#### Given task:
Copy all lines in which the word "military" can be found.

Dataset records:
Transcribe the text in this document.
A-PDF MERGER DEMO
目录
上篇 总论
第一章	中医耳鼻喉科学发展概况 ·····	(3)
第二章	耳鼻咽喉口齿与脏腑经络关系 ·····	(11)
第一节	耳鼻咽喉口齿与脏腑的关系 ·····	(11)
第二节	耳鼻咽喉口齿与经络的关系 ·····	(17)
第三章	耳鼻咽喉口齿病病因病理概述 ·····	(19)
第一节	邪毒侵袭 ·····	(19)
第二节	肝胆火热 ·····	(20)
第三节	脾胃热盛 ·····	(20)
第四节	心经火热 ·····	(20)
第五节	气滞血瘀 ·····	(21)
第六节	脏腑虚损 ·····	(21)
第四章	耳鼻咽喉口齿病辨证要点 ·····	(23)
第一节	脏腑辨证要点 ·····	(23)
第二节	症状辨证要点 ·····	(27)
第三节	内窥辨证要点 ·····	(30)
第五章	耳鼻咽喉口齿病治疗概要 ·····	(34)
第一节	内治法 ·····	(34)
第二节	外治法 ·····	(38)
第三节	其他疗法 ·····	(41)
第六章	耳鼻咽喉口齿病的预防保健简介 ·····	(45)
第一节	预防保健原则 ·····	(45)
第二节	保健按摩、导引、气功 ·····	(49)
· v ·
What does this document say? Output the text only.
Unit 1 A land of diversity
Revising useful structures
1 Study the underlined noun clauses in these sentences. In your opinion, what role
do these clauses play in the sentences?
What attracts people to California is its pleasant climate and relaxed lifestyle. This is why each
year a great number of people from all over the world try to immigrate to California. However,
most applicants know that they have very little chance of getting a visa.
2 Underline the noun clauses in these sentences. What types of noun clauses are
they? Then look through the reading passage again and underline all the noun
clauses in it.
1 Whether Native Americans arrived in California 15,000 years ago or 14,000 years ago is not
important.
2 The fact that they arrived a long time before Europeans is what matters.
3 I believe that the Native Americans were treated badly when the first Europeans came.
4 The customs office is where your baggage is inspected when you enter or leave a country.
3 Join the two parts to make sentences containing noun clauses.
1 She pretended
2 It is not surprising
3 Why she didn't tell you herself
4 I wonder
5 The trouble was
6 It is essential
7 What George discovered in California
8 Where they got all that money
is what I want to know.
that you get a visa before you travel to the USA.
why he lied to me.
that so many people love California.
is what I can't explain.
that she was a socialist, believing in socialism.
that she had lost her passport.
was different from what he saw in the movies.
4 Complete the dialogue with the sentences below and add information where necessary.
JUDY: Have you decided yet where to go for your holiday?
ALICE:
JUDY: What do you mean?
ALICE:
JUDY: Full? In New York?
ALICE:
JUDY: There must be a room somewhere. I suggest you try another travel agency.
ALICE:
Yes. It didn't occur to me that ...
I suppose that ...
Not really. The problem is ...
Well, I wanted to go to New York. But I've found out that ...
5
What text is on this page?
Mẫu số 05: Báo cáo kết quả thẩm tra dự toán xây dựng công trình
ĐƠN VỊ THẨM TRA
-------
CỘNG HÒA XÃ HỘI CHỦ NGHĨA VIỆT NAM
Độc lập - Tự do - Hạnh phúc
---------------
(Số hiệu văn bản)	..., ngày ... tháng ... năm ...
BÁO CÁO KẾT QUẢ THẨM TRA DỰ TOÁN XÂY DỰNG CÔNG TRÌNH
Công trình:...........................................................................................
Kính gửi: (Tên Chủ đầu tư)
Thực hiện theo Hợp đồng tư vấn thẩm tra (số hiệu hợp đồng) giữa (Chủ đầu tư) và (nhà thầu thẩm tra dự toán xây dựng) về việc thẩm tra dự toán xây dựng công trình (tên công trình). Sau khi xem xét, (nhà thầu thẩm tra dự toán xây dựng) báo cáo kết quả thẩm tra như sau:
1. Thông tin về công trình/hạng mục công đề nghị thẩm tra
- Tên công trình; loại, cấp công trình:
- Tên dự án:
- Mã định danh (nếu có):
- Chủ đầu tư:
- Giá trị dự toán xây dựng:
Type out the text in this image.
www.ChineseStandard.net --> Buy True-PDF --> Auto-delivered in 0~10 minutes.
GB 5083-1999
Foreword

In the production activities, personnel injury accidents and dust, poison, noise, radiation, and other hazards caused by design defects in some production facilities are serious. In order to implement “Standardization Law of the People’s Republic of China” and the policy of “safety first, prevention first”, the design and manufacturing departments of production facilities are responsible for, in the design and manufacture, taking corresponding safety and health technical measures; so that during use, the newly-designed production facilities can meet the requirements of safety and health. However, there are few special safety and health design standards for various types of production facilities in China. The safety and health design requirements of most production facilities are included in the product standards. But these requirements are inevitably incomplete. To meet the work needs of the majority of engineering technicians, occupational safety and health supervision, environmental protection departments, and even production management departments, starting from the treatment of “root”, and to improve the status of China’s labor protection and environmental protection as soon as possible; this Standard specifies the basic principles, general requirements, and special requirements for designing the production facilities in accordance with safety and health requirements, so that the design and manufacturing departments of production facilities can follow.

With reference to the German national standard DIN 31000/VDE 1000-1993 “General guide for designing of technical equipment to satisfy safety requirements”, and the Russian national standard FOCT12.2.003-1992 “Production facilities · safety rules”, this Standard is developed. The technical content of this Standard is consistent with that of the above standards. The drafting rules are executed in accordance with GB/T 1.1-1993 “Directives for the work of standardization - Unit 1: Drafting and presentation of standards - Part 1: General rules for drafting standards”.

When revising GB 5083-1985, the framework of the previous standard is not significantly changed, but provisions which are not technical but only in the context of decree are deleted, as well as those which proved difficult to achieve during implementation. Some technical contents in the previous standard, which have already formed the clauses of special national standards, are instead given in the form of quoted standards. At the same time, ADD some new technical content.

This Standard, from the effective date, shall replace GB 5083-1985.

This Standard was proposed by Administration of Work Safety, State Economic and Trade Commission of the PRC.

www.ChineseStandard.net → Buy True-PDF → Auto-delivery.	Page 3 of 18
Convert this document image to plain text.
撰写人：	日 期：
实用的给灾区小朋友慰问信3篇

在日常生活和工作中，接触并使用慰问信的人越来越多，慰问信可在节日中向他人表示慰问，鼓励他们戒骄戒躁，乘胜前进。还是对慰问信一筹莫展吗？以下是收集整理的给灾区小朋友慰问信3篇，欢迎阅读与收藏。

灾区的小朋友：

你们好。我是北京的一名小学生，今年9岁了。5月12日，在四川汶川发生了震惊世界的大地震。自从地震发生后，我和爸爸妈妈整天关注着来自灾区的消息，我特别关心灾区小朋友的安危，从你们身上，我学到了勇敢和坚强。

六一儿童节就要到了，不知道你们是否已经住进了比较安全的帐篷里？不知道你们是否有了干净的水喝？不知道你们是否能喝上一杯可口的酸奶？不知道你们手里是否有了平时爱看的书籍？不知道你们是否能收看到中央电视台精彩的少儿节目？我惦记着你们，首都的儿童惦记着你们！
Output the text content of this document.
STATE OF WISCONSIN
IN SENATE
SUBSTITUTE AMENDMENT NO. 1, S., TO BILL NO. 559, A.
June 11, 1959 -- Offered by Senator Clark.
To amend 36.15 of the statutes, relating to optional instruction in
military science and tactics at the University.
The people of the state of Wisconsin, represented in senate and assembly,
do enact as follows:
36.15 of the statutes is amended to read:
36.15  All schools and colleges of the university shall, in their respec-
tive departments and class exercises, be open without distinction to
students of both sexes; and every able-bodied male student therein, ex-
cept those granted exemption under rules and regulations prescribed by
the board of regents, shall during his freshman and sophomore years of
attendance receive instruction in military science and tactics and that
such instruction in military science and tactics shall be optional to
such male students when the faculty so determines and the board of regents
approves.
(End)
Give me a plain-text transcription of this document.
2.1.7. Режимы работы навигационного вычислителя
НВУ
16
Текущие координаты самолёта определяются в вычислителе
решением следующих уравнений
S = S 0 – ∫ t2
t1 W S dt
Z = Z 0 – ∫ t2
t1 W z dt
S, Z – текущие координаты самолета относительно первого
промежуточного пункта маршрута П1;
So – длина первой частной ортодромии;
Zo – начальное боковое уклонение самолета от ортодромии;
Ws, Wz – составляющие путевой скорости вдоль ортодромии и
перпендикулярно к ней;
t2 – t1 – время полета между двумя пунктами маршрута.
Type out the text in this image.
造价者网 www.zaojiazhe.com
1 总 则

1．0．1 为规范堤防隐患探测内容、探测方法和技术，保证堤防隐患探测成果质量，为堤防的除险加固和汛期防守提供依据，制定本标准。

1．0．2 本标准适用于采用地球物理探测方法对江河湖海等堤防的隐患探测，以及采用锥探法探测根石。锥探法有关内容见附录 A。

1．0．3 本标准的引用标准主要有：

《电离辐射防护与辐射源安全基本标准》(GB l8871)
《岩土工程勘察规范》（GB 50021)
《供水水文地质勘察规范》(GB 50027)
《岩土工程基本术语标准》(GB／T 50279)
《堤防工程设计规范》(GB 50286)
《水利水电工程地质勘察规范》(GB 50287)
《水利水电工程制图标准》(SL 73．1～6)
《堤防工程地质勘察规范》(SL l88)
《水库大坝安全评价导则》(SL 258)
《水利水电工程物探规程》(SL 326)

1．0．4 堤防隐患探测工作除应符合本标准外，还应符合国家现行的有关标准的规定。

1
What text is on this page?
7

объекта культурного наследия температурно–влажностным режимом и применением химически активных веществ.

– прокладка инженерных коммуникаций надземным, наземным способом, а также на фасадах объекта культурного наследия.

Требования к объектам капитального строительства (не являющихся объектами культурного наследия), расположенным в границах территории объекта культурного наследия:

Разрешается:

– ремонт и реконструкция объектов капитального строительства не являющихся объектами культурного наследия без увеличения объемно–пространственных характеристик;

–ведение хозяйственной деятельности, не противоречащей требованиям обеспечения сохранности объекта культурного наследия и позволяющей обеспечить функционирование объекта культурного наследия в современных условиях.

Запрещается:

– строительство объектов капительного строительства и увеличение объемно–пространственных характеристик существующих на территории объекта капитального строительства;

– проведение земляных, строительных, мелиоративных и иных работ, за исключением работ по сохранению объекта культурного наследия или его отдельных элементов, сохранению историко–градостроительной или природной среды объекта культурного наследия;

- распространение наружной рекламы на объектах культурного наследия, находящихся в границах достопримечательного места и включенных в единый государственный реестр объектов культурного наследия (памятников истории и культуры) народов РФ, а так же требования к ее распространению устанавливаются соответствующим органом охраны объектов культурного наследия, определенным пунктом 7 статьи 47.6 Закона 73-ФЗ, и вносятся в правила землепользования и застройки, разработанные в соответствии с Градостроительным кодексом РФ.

#### Finished task:
military science and tactics at the University.
attendance receive instruction in military science and tactics and that
such instruction in military science and tactics shall be optional to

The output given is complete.